• _Work to complete_
Find and copy every line in the records that includes the string "Metal".

• _Given entries_
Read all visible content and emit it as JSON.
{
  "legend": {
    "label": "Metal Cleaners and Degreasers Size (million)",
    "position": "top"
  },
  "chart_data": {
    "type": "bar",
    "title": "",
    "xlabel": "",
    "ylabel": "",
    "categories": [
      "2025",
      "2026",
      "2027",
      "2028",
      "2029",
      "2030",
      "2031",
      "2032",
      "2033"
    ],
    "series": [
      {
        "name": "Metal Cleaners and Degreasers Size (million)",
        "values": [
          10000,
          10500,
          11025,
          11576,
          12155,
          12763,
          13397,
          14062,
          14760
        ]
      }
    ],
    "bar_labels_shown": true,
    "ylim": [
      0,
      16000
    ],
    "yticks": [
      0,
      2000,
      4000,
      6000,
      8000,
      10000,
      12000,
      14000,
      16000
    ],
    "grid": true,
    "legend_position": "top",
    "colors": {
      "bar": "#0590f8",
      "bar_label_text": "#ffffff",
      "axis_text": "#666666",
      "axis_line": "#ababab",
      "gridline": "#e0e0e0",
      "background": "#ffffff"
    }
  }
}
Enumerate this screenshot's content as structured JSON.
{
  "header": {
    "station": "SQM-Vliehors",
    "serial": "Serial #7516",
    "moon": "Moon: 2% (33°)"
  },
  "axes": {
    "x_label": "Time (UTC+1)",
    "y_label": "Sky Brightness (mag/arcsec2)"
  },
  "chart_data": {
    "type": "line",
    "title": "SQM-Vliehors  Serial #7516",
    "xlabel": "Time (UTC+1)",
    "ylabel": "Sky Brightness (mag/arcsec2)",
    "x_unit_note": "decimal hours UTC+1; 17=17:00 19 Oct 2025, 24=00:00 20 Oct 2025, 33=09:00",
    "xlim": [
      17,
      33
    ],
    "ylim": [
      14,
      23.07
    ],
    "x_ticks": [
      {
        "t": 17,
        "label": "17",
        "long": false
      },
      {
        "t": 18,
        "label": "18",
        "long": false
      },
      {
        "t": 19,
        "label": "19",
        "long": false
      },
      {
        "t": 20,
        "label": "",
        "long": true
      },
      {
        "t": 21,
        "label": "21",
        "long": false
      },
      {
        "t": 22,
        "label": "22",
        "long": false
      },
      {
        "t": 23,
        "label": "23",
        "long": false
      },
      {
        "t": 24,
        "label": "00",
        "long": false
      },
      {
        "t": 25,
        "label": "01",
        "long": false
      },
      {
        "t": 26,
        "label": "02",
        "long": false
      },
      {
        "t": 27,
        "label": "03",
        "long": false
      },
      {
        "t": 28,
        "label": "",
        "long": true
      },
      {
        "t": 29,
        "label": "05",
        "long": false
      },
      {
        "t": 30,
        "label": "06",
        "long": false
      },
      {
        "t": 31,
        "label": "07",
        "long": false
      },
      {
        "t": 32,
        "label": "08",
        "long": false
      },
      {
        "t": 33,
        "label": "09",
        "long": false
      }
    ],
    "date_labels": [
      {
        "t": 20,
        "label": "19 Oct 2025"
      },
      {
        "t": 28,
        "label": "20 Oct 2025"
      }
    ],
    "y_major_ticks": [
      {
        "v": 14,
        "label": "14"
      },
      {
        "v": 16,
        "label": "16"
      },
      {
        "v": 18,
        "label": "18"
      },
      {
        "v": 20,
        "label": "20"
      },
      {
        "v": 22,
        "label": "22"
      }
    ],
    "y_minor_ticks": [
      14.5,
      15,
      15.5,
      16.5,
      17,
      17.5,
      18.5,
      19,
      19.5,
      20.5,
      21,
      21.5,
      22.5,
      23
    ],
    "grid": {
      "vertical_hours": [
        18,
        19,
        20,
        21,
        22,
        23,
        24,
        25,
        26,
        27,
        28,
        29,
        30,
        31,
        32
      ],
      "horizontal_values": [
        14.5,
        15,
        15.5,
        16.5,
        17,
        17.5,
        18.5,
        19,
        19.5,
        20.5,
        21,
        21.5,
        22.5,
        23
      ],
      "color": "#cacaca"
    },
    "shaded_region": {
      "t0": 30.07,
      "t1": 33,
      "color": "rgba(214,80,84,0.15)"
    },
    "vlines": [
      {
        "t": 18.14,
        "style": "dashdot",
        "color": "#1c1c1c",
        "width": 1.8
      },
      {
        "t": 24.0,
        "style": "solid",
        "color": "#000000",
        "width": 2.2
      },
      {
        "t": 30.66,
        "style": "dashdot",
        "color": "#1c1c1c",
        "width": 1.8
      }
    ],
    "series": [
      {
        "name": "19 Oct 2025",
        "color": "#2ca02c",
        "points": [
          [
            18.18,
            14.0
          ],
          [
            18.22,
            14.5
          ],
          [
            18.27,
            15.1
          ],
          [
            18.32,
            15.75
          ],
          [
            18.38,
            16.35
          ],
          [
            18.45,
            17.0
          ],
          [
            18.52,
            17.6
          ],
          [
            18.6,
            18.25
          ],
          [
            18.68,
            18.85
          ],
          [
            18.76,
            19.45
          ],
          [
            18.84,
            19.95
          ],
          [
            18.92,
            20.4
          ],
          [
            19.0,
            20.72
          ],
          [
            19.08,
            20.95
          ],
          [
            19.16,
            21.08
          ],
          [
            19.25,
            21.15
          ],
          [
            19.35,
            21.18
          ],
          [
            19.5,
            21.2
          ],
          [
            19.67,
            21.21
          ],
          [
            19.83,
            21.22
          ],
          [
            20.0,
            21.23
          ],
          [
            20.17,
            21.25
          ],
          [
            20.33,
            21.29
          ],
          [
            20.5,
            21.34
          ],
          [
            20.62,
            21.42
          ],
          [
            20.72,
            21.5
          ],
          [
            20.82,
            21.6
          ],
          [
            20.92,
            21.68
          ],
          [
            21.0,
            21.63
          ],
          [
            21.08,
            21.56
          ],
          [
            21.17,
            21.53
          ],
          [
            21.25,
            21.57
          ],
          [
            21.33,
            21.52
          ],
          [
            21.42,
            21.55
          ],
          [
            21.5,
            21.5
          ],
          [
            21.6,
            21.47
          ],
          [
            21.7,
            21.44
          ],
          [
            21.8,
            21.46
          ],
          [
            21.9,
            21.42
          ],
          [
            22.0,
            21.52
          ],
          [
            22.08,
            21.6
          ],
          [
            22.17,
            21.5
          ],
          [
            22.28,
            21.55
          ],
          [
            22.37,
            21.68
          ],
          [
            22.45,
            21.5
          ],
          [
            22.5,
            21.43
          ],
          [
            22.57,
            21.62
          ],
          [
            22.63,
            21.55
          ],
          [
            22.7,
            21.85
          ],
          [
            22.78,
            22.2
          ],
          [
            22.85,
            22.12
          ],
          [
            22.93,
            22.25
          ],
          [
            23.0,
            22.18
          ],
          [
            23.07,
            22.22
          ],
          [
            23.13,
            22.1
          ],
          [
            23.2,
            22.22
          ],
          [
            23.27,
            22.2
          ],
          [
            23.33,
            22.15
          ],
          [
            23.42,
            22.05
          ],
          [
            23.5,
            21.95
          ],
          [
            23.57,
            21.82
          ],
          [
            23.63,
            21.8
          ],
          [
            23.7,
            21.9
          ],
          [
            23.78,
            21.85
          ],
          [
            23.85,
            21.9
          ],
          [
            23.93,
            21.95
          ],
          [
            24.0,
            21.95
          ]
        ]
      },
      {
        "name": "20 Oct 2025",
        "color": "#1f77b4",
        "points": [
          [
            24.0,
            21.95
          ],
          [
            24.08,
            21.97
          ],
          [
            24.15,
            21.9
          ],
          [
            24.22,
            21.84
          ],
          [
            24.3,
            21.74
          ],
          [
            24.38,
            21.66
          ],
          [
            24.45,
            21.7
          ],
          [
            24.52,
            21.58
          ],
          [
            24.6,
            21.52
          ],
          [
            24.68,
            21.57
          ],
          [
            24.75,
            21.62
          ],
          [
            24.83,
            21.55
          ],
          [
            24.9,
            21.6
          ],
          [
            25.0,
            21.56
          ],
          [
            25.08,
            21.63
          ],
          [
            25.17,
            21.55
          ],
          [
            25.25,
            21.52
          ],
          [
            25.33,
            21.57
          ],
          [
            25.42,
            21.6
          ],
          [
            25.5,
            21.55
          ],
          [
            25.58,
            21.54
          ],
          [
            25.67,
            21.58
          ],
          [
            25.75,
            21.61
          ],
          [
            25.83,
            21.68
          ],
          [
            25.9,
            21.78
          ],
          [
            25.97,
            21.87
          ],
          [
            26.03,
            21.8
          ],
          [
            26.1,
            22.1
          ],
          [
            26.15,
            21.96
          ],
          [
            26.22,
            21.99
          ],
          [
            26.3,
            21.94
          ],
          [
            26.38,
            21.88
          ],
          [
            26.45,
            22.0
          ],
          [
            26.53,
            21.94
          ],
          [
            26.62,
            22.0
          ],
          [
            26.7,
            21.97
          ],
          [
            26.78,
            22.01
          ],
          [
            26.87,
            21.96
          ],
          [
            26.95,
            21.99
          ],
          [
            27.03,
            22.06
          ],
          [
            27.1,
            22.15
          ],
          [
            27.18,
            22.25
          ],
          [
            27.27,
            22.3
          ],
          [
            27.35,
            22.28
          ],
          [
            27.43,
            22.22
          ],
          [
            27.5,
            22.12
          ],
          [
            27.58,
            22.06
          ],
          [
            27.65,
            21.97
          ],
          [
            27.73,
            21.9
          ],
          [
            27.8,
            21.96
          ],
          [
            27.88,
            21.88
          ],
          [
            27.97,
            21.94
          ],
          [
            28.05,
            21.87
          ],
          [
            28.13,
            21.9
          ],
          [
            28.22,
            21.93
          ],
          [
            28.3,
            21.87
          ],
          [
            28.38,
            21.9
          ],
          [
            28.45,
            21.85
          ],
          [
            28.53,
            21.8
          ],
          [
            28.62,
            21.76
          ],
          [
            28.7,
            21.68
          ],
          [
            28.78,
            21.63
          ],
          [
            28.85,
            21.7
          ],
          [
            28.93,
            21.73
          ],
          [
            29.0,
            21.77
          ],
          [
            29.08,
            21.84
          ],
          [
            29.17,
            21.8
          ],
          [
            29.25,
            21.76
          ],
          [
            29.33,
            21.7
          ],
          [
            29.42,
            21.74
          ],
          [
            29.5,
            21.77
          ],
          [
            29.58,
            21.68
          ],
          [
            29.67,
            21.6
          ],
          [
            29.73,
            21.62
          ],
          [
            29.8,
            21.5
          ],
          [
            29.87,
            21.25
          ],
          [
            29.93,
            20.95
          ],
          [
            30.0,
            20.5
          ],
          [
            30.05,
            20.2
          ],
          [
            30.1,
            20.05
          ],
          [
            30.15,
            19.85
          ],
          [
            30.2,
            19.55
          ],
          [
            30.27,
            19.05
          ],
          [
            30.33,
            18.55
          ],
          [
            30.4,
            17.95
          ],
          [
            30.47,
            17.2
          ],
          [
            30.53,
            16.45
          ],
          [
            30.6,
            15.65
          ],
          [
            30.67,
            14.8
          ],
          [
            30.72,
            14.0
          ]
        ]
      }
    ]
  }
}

• _The solution_
    "label": "Metal Cleaners and Degreasers Size (million)",
        "name": "Metal Cleaners and Degreasers Size (million)",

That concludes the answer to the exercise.